= Beginning of Section =

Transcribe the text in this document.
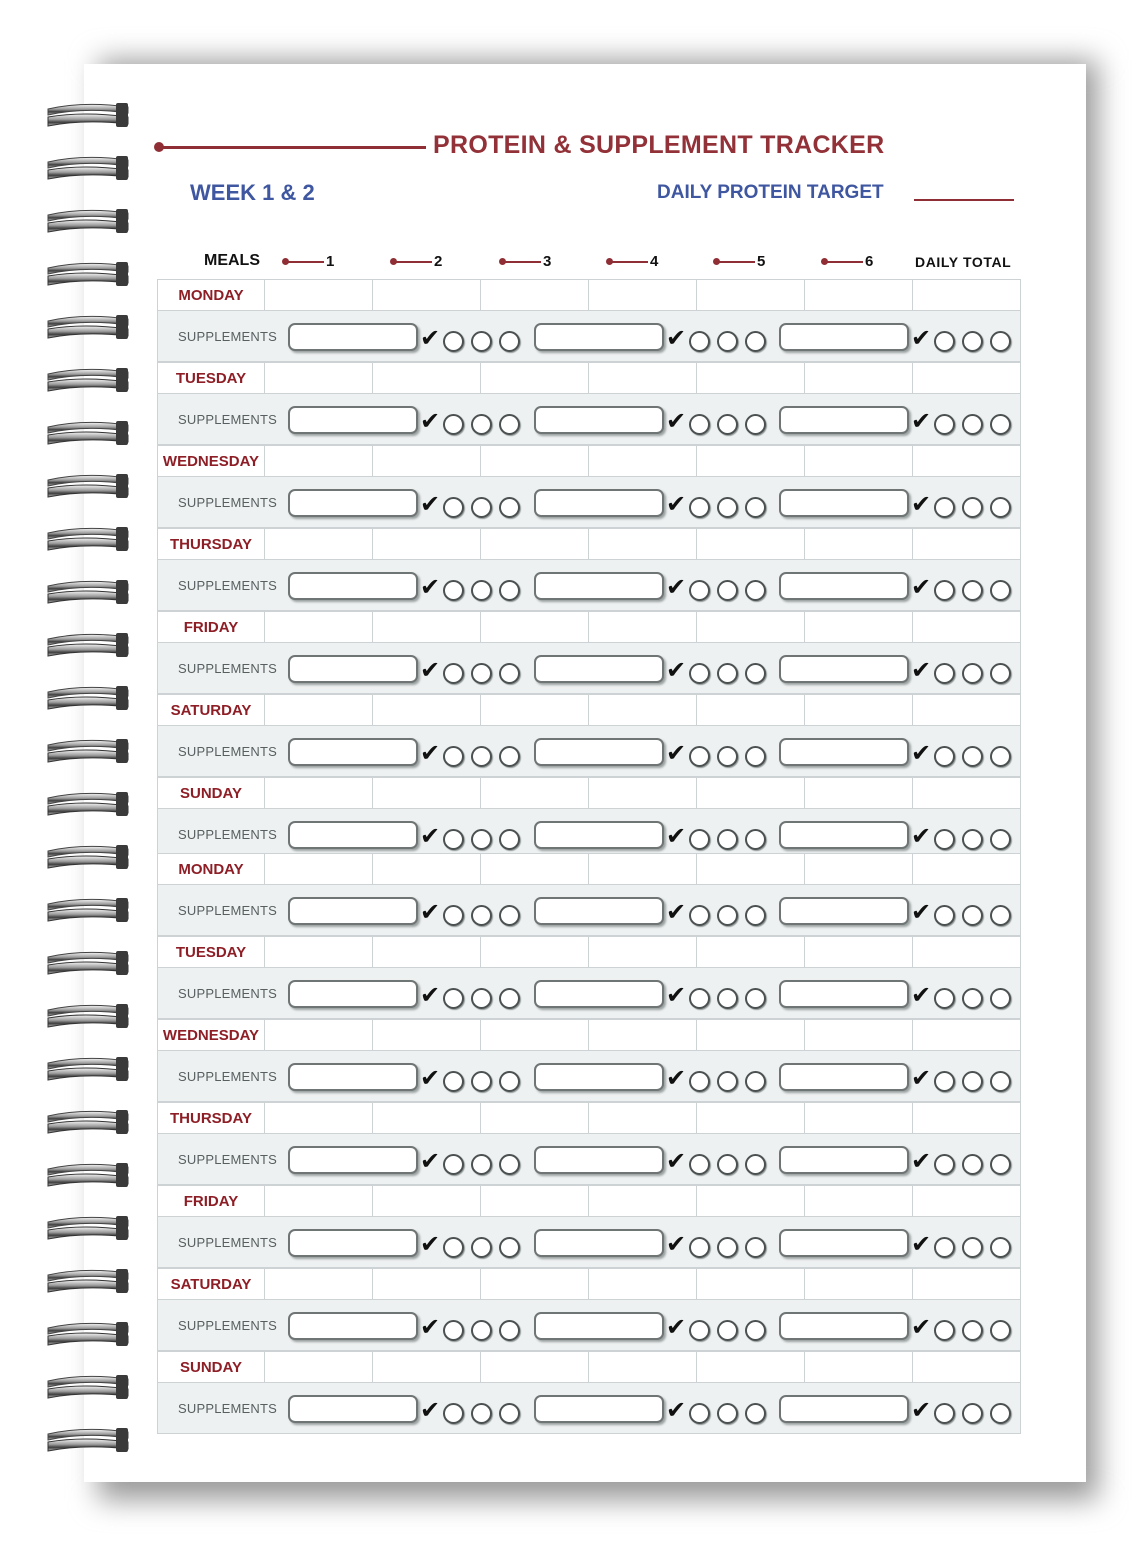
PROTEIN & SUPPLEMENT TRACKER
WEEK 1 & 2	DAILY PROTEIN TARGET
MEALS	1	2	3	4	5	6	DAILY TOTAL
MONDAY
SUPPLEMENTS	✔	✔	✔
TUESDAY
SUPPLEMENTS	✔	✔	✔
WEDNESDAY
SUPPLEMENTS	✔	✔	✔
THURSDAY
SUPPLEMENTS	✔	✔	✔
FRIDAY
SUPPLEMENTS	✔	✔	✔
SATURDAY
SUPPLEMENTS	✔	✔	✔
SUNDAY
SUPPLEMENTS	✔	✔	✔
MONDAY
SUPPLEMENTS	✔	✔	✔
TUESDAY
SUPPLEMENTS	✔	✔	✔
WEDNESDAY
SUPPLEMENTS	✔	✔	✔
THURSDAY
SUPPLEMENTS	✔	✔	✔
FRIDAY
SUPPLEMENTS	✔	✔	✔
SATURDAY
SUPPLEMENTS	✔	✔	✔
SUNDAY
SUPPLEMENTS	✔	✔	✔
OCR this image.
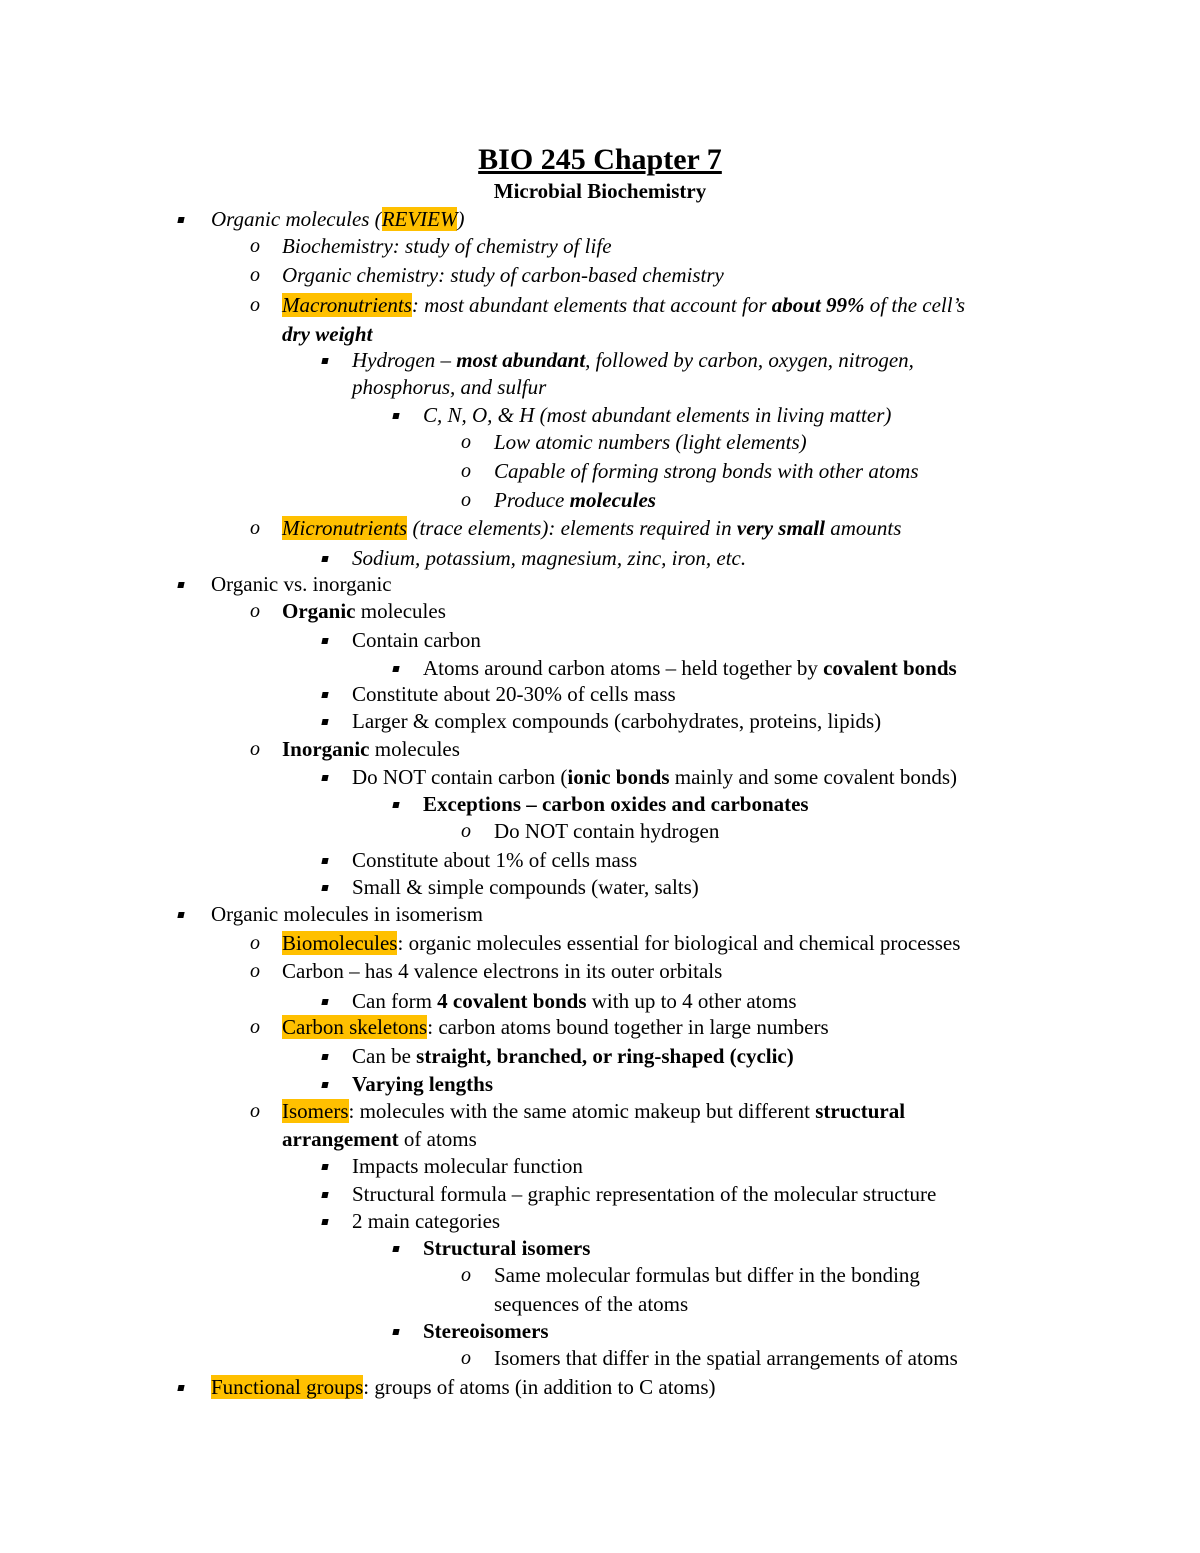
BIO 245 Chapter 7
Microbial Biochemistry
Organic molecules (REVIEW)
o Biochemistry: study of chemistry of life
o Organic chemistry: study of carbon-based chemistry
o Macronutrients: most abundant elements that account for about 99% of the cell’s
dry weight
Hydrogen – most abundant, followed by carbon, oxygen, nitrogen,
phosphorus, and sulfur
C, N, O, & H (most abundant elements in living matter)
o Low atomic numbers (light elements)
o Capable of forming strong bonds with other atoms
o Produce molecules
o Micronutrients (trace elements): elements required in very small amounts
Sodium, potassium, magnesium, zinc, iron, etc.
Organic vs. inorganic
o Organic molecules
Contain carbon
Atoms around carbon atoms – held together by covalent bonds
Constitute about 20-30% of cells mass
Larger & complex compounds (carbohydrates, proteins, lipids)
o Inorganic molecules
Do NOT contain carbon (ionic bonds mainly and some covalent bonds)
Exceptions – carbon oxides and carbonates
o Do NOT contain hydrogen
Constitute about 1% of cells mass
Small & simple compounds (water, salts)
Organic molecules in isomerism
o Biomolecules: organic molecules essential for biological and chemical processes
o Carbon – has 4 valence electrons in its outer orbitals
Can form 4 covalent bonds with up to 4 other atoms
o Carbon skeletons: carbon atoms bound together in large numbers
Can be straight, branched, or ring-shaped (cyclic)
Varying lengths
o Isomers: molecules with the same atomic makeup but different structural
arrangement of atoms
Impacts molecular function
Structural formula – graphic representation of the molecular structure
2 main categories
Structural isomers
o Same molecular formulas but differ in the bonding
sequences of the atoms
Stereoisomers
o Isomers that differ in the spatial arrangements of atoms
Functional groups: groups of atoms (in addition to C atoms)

= End of Section =
= Beginning of Section =

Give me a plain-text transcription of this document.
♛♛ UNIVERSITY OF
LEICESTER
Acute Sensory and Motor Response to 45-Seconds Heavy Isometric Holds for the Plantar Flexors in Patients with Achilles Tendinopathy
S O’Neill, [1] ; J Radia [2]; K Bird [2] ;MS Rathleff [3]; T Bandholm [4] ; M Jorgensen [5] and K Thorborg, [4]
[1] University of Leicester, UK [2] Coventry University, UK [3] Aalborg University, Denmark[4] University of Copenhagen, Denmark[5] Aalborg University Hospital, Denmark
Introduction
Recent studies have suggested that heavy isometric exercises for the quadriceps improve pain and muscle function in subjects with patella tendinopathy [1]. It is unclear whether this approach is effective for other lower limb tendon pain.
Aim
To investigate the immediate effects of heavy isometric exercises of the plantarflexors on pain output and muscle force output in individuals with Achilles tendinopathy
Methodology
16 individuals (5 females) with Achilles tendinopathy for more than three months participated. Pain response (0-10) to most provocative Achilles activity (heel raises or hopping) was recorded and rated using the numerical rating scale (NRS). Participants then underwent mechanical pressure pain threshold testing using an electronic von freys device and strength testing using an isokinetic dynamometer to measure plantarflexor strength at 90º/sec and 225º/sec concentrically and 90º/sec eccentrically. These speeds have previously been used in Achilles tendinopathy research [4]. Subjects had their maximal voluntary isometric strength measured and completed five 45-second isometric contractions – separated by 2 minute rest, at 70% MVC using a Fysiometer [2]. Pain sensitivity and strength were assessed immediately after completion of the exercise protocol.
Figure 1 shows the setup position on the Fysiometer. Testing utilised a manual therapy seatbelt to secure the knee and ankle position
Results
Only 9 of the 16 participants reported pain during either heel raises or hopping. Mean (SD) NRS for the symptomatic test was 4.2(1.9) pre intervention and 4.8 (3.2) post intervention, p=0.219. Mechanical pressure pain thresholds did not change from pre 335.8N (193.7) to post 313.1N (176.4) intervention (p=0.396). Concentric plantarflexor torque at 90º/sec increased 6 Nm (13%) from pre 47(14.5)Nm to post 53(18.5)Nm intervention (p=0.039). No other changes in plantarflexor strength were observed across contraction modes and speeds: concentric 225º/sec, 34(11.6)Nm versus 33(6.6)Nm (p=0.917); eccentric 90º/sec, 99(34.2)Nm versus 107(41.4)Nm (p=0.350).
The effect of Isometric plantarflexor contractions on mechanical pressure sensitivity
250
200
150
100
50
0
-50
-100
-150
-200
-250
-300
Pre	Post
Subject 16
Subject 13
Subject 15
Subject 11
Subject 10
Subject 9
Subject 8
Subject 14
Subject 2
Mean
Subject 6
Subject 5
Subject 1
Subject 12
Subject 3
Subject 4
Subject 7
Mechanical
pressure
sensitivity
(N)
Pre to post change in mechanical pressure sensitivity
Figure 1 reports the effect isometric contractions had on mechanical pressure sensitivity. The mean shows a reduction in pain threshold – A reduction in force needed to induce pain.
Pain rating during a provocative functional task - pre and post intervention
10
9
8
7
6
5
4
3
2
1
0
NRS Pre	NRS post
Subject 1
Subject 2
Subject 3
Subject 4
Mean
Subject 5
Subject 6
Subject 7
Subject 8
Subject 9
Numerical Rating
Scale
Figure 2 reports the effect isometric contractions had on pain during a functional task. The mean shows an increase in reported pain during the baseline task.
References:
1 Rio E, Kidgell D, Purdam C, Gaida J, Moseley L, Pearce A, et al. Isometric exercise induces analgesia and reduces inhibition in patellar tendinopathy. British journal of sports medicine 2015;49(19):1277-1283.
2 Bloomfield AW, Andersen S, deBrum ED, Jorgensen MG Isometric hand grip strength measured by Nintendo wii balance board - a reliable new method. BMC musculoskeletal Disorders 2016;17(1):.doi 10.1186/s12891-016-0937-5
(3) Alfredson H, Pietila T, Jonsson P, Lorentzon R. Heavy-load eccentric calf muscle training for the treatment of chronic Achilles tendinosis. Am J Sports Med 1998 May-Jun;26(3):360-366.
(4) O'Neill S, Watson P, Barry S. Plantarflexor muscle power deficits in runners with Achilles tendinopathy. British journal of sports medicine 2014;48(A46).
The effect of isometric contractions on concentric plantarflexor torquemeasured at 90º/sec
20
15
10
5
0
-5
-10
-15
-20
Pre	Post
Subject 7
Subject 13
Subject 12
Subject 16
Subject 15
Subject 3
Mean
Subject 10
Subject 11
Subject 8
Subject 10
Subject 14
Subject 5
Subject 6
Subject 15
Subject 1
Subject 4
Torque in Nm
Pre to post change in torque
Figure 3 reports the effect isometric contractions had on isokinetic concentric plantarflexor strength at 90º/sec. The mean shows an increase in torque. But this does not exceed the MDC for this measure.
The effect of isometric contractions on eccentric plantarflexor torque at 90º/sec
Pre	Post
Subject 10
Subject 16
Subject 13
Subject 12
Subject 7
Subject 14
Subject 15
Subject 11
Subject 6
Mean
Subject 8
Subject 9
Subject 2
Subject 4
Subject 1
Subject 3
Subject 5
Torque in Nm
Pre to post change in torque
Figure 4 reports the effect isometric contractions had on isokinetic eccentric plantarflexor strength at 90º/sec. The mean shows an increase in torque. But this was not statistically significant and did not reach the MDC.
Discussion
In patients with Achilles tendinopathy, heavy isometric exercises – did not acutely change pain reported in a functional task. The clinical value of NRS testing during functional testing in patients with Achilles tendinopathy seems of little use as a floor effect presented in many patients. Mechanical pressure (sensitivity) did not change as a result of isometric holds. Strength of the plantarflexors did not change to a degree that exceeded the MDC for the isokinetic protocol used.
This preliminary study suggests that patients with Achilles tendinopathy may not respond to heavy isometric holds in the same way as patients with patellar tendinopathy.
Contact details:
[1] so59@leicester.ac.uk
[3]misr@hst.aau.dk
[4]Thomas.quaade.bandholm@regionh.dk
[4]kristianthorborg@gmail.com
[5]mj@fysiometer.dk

= End of Section =
= Beginning of Section =

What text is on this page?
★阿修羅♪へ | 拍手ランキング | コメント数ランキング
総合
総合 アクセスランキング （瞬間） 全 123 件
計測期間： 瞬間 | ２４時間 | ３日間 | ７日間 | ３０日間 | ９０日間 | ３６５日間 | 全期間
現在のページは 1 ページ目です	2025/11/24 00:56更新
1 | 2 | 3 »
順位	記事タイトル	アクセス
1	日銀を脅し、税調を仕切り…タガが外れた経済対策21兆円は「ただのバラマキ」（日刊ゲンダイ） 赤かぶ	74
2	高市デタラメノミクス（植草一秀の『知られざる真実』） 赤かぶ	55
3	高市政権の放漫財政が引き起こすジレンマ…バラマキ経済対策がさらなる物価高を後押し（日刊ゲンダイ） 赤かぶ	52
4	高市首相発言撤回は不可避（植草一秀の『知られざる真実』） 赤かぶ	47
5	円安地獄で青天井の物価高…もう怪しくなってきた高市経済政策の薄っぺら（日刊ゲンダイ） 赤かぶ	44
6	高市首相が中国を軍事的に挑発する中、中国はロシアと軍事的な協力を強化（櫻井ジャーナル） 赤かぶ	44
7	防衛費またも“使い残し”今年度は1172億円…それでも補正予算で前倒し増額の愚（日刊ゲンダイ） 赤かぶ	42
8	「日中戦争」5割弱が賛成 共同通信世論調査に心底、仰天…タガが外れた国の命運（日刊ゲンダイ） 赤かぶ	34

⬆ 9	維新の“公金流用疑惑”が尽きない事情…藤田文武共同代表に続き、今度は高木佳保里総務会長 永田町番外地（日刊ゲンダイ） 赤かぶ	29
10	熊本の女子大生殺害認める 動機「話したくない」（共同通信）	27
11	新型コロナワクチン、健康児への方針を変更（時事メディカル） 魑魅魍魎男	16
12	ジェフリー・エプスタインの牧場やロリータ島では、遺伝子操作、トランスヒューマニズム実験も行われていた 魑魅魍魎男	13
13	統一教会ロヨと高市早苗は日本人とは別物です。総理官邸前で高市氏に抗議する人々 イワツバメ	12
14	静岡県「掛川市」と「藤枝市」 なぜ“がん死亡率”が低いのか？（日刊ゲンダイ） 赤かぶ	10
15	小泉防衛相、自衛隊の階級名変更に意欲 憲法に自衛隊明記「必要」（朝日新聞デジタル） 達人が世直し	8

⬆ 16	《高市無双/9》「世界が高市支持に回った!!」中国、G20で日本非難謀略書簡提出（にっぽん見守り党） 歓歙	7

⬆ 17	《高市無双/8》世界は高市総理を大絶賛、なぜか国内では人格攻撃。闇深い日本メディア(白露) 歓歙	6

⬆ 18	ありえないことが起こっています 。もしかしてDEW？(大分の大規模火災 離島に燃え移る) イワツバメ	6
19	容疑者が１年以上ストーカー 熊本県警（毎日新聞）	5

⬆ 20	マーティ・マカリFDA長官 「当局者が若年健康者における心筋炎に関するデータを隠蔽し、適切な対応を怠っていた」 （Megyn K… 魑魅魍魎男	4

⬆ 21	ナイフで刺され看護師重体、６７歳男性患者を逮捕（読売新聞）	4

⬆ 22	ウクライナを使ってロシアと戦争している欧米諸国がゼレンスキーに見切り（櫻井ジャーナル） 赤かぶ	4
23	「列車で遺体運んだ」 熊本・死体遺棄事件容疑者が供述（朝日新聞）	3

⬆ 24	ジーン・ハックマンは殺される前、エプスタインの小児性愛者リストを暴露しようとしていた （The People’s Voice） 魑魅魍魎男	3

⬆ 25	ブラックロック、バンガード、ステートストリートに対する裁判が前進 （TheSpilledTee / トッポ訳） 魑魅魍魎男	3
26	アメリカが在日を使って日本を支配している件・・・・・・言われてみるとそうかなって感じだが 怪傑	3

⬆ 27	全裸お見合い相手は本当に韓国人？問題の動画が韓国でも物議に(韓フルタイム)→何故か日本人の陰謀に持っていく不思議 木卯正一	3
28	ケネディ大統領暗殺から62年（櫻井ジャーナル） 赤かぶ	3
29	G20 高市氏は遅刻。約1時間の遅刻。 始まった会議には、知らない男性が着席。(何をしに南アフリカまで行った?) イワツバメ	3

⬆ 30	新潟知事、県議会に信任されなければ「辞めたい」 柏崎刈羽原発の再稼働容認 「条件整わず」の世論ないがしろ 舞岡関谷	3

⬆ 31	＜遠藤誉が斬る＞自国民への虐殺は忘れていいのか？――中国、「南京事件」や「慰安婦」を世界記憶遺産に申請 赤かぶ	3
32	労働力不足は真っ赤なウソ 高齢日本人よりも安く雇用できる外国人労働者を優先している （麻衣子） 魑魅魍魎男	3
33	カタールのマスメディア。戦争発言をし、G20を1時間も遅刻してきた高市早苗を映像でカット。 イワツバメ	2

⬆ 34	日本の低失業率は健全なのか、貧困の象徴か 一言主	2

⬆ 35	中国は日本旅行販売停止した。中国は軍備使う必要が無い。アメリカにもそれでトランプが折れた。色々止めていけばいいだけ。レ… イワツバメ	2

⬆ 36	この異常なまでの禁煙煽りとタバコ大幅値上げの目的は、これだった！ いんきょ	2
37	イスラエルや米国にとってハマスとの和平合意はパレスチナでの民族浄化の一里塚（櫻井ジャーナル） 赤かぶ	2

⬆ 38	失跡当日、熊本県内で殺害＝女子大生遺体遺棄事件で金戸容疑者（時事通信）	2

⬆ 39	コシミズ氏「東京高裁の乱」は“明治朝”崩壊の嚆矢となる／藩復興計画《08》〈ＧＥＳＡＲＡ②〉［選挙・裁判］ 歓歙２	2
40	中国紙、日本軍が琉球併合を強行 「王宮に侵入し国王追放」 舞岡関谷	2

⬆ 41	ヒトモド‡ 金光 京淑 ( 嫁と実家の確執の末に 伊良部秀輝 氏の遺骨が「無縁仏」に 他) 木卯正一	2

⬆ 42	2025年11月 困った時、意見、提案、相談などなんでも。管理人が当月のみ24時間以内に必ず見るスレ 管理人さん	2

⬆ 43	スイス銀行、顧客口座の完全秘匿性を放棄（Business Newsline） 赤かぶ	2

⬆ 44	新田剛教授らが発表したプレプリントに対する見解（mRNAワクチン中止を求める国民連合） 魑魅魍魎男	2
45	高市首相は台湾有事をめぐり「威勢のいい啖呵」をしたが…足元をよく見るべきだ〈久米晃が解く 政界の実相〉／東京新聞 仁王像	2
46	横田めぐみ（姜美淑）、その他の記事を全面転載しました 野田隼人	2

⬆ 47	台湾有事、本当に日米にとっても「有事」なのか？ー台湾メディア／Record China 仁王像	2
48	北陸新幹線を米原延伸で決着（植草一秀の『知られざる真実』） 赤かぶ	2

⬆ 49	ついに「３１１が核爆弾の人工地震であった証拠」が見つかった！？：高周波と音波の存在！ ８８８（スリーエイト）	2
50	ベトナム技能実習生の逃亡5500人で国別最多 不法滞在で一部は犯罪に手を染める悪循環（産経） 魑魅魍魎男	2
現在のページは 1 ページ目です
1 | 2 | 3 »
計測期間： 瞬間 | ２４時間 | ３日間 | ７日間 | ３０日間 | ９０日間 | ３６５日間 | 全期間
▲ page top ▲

= End of Section =

_The problem_
Copy out every line of the data that includes "study".

_Task response_
o Biochemistry: study of chemistry of life
o Organic chemistry: study of carbon-based chemistry
This preliminary study suggests that patients with Achilles tendinopathy may not respond to heavy isometric holds in the same way as patients with patellar tendinopathy.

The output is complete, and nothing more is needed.